═════ DATA LINES ═════
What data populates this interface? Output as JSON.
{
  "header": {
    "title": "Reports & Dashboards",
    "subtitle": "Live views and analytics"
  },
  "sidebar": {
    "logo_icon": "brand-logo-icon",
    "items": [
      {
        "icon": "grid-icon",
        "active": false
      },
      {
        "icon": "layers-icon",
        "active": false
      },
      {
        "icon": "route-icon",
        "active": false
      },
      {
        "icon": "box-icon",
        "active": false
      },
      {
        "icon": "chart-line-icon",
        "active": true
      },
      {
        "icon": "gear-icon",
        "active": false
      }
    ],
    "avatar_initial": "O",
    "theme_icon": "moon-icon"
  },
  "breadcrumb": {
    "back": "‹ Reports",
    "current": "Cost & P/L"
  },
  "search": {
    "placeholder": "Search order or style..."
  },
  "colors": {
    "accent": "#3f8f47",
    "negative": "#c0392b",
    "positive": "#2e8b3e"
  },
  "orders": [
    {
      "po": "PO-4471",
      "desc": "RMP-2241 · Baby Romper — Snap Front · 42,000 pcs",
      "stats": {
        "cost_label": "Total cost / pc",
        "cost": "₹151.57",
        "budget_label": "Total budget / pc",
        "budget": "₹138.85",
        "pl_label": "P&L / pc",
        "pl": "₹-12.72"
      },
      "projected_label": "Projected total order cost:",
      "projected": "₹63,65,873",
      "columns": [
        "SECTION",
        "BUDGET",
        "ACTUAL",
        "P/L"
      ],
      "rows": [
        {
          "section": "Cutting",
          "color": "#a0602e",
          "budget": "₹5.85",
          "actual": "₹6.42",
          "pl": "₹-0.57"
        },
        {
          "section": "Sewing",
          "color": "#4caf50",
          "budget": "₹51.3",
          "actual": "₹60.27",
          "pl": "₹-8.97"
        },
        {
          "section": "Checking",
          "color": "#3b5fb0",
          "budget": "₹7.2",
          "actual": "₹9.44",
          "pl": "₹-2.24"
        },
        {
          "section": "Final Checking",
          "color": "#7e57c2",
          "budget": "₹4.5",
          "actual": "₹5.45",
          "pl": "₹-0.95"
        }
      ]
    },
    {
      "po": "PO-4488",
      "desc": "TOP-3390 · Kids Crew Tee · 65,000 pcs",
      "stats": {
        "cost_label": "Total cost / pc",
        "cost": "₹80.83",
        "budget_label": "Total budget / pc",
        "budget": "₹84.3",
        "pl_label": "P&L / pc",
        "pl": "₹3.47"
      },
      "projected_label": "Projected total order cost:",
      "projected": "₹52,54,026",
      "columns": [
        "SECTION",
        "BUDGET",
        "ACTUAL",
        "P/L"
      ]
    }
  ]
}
═════
═════ DATA LINES ═════
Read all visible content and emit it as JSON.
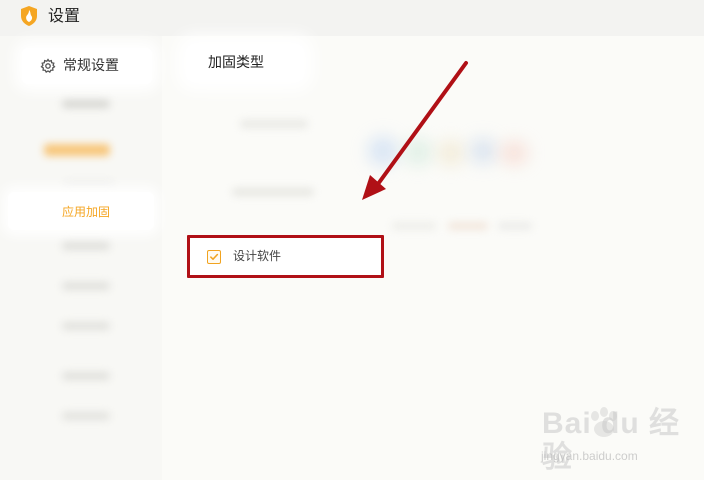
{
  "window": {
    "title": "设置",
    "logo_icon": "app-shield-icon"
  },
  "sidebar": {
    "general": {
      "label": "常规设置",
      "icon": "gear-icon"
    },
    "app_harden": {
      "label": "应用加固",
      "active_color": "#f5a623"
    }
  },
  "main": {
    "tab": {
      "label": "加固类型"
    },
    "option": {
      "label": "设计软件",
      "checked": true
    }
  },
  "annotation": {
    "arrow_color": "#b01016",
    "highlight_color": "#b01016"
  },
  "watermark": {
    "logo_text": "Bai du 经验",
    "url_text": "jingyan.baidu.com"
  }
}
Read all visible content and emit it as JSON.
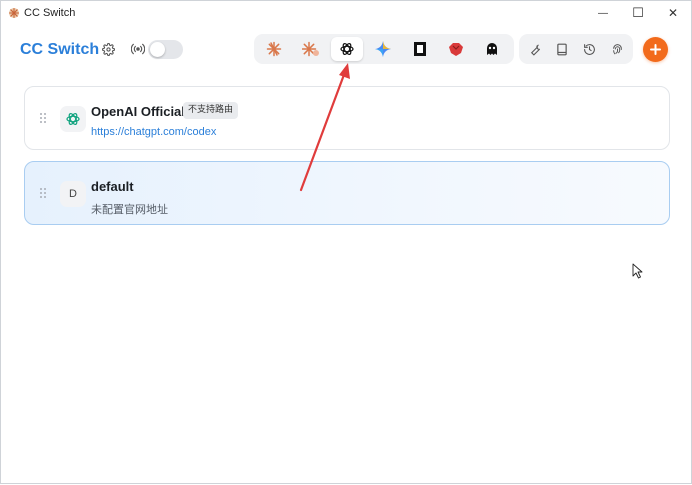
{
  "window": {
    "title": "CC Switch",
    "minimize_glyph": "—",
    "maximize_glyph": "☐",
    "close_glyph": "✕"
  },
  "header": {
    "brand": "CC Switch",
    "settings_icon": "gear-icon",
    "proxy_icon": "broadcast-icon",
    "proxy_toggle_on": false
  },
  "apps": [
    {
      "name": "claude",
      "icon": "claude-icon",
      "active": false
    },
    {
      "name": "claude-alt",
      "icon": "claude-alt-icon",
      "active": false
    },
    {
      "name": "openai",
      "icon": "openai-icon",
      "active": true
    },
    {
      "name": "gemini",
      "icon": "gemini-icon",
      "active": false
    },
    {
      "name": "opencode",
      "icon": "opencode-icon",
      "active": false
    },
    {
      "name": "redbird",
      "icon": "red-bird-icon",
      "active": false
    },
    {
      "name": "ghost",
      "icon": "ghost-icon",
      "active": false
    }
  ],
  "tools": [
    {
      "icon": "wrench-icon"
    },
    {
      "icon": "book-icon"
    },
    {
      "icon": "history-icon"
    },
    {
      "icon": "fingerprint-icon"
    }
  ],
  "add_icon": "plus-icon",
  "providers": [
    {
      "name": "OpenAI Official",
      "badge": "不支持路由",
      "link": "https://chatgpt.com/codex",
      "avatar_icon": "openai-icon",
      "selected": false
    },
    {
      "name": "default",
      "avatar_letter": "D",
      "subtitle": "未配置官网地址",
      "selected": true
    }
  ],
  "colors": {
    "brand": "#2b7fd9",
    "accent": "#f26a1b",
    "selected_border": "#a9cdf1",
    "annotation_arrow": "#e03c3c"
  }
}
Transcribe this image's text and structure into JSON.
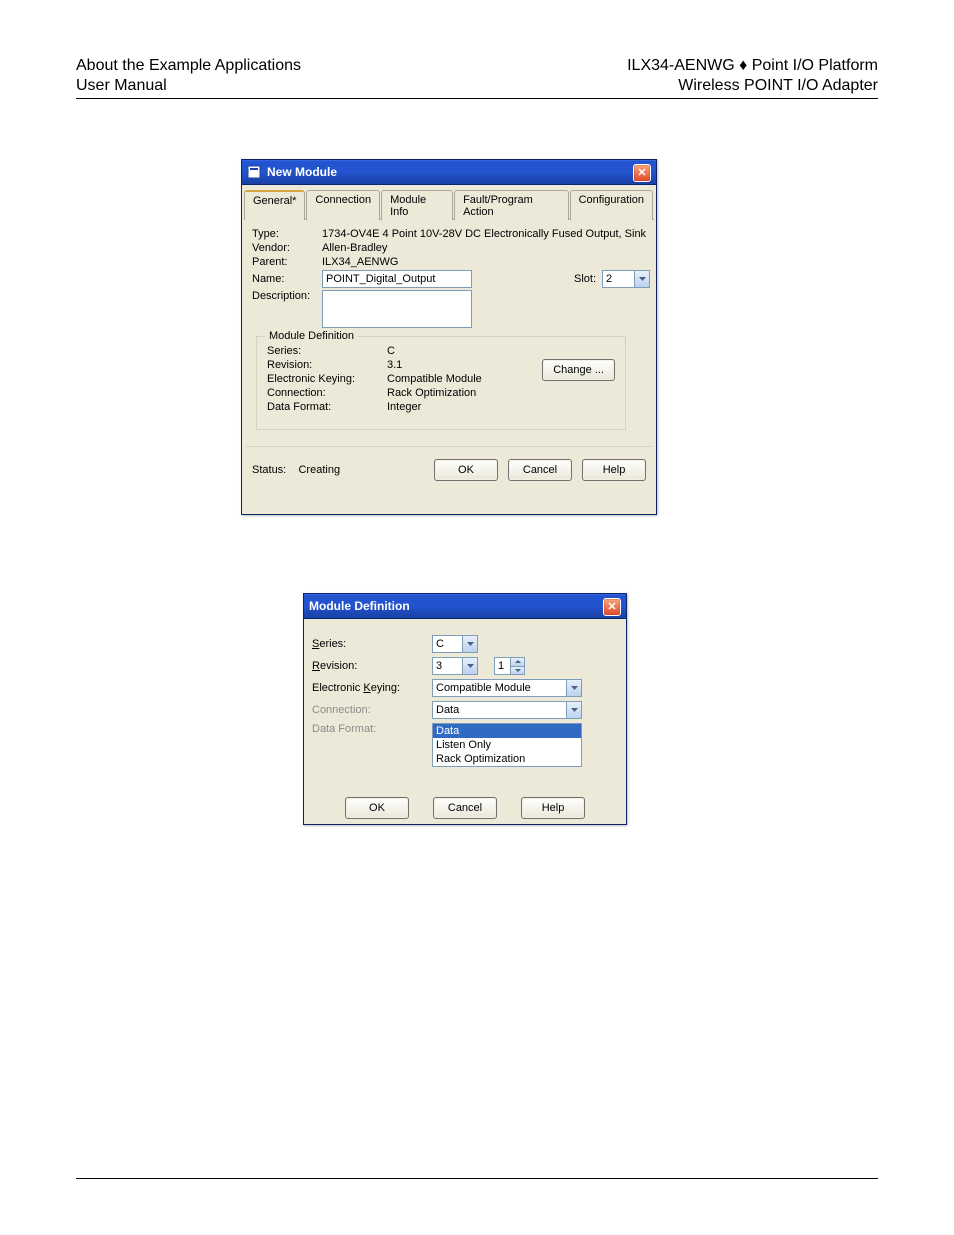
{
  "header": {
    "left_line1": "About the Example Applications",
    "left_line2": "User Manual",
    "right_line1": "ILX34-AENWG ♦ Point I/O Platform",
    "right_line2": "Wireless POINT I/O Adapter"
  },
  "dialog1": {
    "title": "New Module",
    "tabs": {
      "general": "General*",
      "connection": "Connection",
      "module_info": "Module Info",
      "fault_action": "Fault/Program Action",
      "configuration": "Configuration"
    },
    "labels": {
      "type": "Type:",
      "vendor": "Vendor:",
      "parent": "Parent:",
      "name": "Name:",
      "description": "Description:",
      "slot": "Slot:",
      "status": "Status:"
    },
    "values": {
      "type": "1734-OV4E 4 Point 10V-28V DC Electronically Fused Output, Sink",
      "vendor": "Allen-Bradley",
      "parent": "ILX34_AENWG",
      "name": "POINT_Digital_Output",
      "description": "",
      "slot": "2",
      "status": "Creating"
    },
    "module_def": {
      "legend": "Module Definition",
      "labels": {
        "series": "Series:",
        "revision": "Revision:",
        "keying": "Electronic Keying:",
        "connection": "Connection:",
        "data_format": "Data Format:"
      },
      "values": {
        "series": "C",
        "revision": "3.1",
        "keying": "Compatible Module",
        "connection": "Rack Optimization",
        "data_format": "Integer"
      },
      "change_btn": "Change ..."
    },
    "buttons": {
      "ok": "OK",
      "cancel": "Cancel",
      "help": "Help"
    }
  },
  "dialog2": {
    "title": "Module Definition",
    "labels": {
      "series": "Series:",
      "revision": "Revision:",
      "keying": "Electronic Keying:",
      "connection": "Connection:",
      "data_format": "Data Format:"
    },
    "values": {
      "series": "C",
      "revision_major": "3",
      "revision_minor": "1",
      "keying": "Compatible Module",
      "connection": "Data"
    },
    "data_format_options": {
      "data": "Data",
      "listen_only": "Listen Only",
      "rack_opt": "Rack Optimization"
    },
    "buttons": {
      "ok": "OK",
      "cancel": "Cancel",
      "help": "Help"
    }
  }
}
═════
## WHAT TO WORK ON
Which lines hold the string "JSON"? List them all.

## PROBLEM SOLUTION
What data populates this interface? Output as JSON.
Read all visible content and emit it as JSON.
Read all visible content and emit it as JSON.
Transcribe this image's text and structure into JSON.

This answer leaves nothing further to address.